### To do
Read the listing below and copy out every line that holds "汉台区人民法院".
----------
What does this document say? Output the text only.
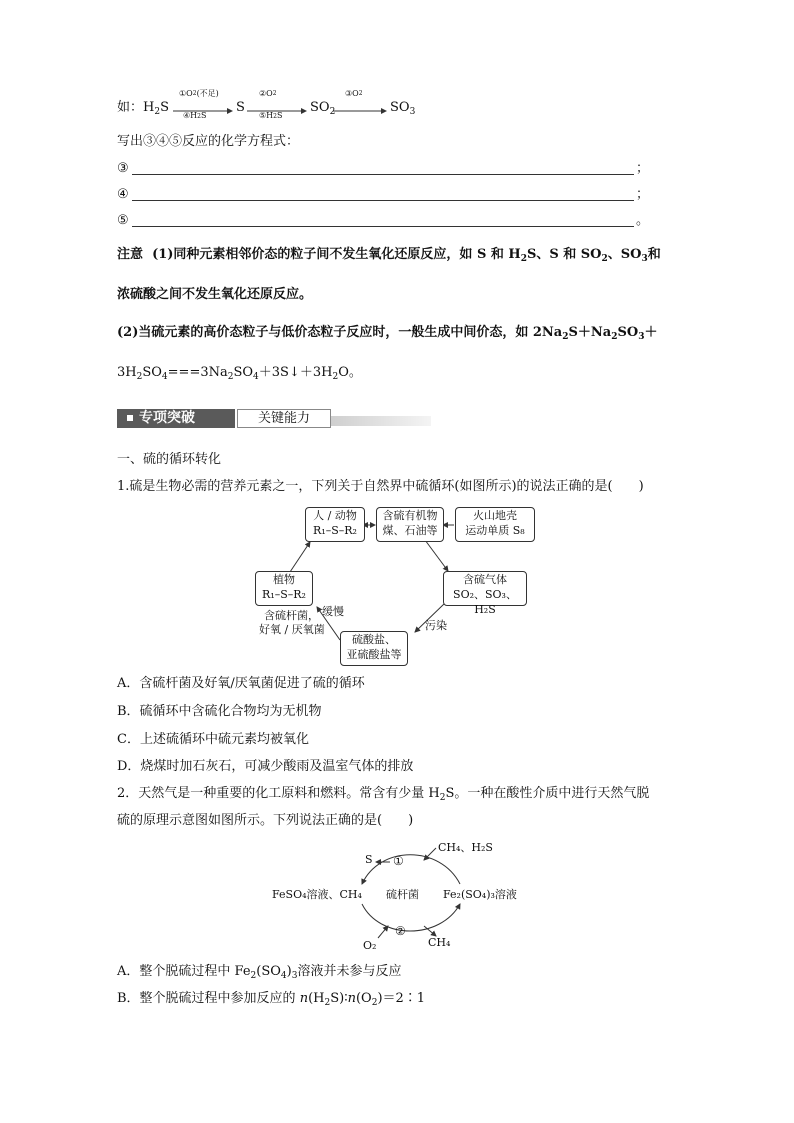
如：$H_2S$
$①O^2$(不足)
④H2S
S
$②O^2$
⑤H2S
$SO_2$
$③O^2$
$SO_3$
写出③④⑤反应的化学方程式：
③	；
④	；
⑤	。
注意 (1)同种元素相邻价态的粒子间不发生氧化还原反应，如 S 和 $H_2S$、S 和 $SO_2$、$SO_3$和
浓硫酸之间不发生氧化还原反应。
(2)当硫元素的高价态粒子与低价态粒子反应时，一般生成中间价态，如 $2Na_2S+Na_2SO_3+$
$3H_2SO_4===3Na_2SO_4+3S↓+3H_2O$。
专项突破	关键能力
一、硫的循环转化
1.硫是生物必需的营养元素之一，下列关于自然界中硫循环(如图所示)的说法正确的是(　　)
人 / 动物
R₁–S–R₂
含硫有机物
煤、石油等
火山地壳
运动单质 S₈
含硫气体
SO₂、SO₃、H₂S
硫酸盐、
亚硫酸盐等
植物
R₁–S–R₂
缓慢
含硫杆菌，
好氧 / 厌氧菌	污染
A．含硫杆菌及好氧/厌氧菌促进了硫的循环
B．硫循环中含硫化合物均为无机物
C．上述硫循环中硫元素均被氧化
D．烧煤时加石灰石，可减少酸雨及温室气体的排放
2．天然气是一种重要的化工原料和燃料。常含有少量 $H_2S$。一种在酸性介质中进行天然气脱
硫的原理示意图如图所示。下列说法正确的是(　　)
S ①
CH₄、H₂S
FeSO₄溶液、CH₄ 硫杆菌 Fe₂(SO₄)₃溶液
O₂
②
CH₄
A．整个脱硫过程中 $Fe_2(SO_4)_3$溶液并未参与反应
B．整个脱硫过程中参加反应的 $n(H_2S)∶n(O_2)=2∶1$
----------
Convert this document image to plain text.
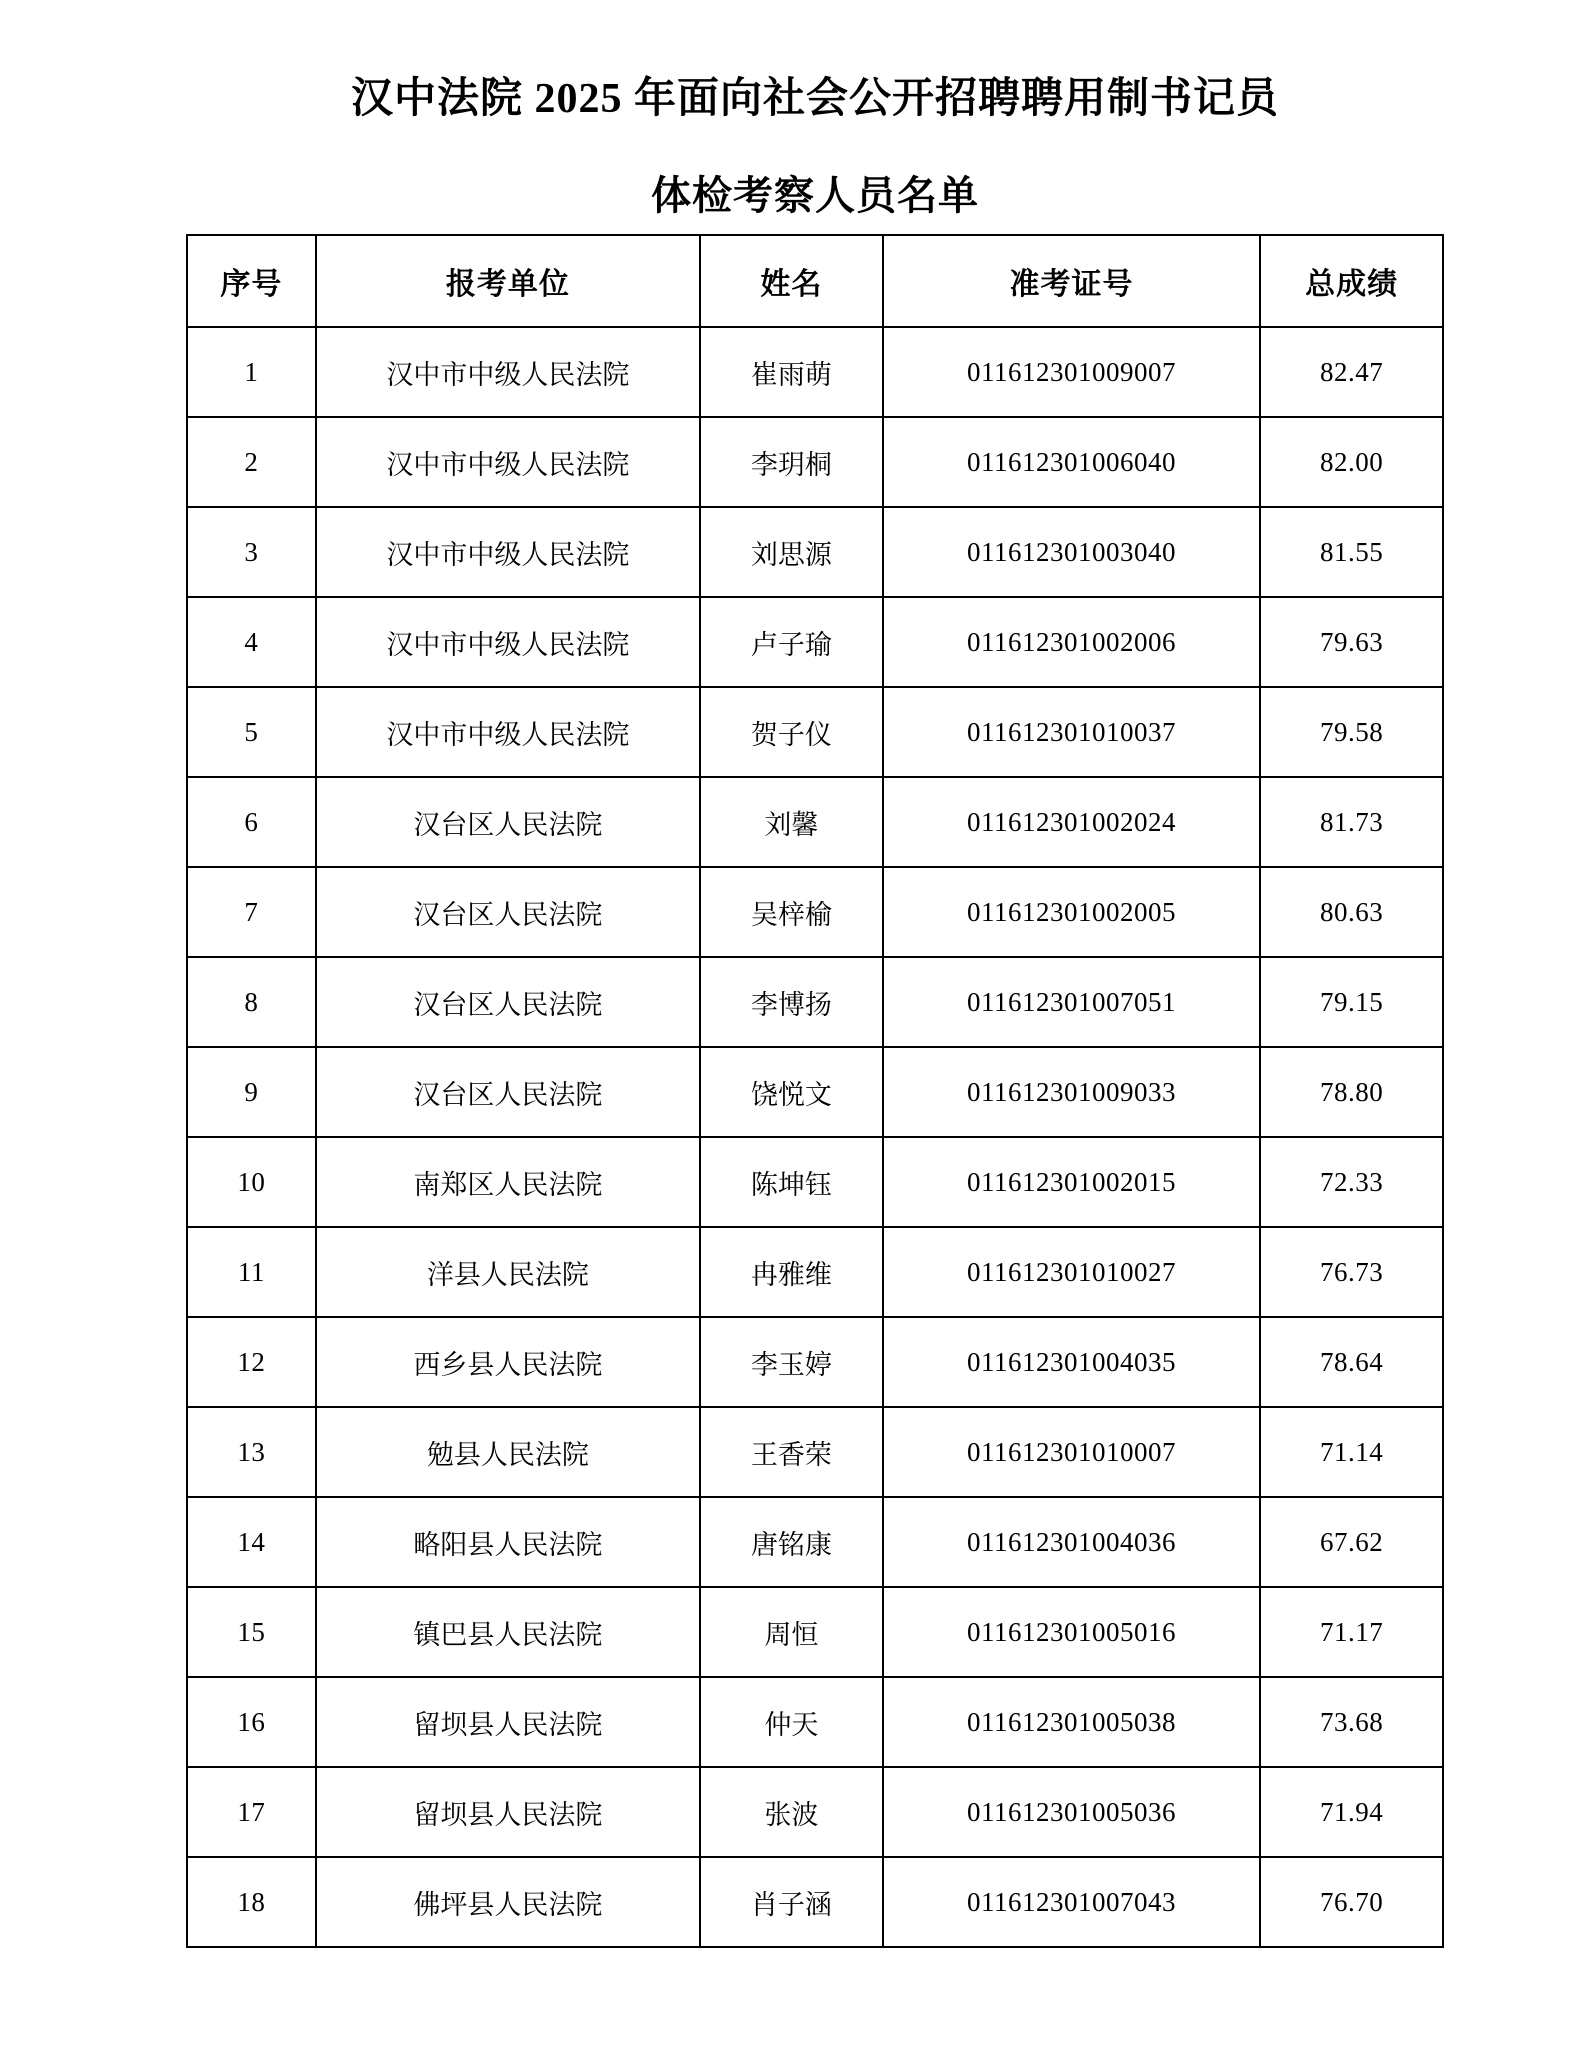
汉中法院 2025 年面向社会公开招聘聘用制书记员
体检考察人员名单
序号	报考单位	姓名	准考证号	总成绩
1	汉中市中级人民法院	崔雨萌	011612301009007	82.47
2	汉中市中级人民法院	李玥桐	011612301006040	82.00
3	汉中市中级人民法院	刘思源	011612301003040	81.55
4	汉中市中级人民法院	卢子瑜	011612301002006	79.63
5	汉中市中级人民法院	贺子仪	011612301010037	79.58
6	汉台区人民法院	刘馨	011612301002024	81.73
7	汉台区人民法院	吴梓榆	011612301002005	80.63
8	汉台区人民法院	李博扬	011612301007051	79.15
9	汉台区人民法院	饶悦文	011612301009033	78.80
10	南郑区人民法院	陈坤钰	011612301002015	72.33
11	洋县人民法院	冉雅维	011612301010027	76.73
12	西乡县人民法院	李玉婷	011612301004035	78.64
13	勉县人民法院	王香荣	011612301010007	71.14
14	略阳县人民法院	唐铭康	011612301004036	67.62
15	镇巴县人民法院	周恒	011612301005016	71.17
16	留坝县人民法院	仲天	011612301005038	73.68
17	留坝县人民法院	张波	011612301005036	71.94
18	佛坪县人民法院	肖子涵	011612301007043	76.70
----------
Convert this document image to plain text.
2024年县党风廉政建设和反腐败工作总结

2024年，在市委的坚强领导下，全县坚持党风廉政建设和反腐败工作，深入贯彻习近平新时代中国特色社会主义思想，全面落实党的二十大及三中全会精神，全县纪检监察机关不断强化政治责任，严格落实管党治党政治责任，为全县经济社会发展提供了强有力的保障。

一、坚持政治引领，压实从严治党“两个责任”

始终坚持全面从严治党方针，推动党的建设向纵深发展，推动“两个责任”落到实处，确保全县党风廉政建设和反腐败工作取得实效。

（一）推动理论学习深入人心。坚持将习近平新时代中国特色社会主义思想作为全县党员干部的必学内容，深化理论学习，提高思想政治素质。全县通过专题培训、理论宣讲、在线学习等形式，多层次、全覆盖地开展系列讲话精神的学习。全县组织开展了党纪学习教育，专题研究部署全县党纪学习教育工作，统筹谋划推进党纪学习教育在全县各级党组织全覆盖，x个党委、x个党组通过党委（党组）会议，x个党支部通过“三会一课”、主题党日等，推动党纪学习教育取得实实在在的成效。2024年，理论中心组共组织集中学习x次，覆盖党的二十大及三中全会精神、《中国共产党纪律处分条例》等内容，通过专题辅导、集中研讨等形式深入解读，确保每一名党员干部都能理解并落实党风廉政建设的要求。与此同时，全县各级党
----------
### Full answer
6	汉台区人民法院	刘馨	011612301002024	81.73
7	汉台区人民法院	吴梓榆	011612301002005	80.63
8	汉台区人民法院	李博扬	011612301007051	79.15
9	汉台区人民法院	饶悦文	011612301009033	78.80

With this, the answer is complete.